[Dataset records]

○ ○ ○ ○ ○

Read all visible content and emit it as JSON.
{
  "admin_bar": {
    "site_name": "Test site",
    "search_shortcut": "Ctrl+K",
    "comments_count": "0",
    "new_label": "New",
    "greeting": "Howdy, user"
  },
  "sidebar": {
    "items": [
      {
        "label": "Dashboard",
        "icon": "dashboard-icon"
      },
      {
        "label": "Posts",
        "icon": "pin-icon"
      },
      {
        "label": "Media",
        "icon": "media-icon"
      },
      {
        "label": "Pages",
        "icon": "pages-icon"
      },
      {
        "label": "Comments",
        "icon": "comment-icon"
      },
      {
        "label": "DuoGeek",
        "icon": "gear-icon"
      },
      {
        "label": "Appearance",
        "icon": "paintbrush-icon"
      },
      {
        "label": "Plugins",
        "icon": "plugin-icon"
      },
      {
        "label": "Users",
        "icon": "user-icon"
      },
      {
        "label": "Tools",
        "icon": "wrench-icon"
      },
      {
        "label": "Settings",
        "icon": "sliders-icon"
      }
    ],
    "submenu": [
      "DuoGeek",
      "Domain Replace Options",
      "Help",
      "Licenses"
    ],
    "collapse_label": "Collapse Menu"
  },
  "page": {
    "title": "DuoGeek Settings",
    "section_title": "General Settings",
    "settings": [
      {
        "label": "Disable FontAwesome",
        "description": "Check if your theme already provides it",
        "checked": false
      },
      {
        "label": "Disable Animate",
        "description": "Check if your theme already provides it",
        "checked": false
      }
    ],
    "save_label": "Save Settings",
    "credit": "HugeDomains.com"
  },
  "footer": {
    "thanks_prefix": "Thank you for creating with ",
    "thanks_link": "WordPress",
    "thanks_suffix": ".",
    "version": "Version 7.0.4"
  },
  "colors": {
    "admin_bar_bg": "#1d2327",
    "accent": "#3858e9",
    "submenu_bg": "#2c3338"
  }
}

○ ○ ○ ○ ○

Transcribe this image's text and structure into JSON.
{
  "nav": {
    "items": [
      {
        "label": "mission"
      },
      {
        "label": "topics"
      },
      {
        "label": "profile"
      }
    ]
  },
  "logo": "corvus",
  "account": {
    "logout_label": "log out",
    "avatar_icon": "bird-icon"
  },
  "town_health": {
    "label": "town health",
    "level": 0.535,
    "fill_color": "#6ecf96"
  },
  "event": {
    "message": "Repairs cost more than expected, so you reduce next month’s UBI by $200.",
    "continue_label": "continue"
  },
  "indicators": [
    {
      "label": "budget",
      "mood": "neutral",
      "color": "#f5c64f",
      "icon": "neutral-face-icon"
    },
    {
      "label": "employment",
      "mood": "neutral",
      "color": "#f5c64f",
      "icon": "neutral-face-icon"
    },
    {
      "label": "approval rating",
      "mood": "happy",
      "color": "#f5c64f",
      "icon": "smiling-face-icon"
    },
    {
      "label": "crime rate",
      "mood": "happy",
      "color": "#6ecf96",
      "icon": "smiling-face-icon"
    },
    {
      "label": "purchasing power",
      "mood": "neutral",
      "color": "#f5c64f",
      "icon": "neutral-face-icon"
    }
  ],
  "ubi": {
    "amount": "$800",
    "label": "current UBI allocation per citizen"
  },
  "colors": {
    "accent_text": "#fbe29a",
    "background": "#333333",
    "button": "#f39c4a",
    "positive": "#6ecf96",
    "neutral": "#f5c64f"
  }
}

○ ○ ○ ○ ○

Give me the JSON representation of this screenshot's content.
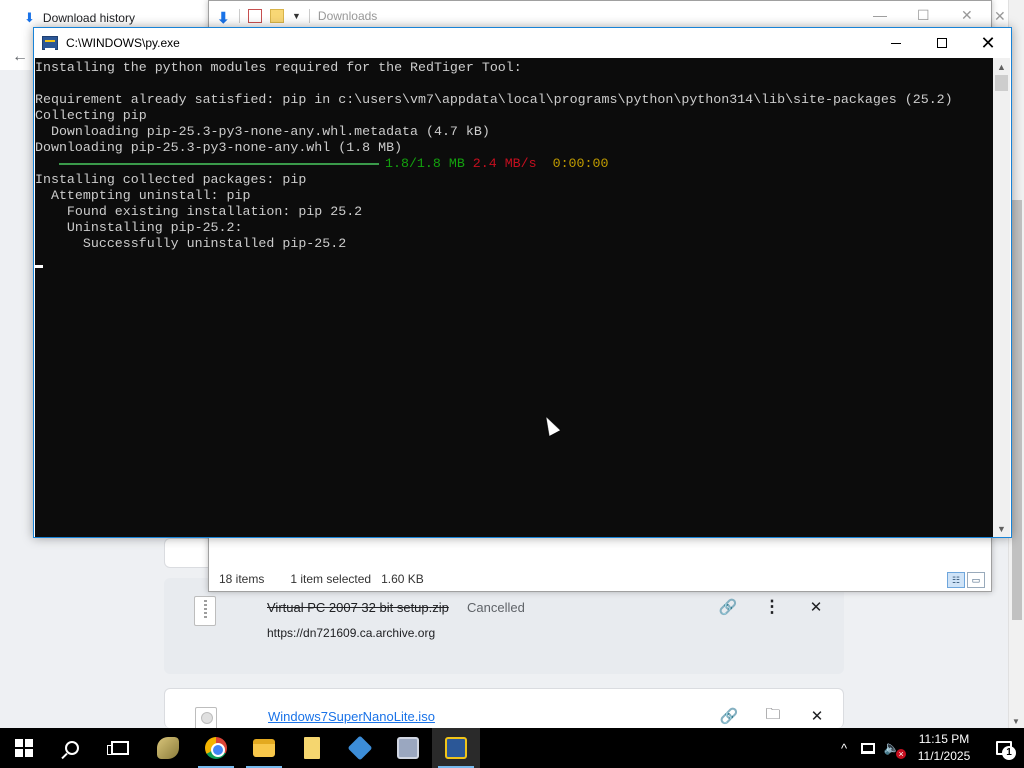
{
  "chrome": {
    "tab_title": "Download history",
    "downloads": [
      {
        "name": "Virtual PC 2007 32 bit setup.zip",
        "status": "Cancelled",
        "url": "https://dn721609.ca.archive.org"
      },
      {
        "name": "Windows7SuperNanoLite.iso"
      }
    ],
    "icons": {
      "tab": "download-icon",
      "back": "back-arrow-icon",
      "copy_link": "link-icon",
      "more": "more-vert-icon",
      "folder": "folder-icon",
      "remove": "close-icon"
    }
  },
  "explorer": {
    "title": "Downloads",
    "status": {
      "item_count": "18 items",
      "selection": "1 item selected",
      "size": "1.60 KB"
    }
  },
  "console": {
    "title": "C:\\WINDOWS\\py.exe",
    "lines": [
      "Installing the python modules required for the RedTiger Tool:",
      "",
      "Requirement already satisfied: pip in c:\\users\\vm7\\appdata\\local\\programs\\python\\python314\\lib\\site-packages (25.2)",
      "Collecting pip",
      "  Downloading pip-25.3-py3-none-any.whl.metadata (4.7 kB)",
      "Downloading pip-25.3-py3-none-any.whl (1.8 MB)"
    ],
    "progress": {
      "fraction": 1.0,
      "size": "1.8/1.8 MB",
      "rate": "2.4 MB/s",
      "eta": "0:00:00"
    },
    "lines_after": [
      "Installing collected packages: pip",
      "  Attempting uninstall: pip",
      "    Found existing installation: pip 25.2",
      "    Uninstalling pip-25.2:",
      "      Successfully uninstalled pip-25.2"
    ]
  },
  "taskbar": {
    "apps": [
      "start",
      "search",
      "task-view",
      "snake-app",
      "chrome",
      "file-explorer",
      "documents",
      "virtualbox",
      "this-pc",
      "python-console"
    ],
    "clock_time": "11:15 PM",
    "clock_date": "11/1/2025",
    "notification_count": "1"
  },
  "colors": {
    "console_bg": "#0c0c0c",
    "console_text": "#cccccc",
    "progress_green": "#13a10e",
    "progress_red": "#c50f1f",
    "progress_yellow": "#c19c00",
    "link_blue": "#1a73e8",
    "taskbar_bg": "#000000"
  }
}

○ ○ ○ ○ ○

▸ What to produce:
Pull every line holding "none" out of the records.

▸ Result:
      "  Downloading pip-25.3-py3-none-any.whl.metadata (4.7 kB)",
      "Downloading pip-25.3-py3-none-any.whl (1.8 MB)"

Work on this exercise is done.